> **Problem statement**
Retype the records below exactly as they appear.

----------------

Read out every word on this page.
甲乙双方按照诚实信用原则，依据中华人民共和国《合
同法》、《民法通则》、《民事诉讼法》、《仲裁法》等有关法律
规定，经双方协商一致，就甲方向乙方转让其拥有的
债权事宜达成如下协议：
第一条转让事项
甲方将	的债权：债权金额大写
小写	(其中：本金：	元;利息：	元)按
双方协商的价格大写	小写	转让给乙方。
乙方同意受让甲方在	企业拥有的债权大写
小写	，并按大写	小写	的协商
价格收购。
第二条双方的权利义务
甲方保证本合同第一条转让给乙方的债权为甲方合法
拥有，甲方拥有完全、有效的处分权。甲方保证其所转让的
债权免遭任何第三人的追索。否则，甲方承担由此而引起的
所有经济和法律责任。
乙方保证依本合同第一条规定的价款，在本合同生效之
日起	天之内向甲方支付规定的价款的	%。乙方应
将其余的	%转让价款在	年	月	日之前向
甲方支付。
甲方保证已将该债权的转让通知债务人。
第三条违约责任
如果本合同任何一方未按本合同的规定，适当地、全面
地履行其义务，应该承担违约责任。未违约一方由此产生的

----------------

> **Output of the exercise**
Read out every word on this page.
甲乙双方按照诚实信用原则，依据中华人民共和国《合
同法》、《民法通则》、《民事诉讼法》、《仲裁法》等有关法律
规定，经双方协商一致，就甲方向乙方转让其拥有的
债权事宜达成如下协议：
第一条转让事项
甲方将	的债权：债权金额大写
小写	(其中：本金：	元;利息：	元)按
双方协商的价格大写	小写	转让给乙方。
乙方同意受让甲方在	企业拥有的债权大写
小写	，并按大写	小写	的协商
价格收购。
第二条双方的权利义务
甲方保证本合同第一条转让给乙方的债权为甲方合法
拥有，甲方拥有完全、有效的处分权。甲方保证其所转让的
债权免遭任何第三人的追索。否则，甲方承担由此而引起的
所有经济和法律责任。
乙方保证依本合同第一条规定的价款，在本合同生效之
日起	天之内向甲方支付规定的价款的	%。乙方应
将其余的	%转让价款在	年	月	日之前向
甲方支付。
甲方保证已将该债权的转让通知债务人。
第三条违约责任
如果本合同任何一方未按本合同的规定，适当地、全面
地履行其义务，应该承担违约责任。未违约一方由此产生的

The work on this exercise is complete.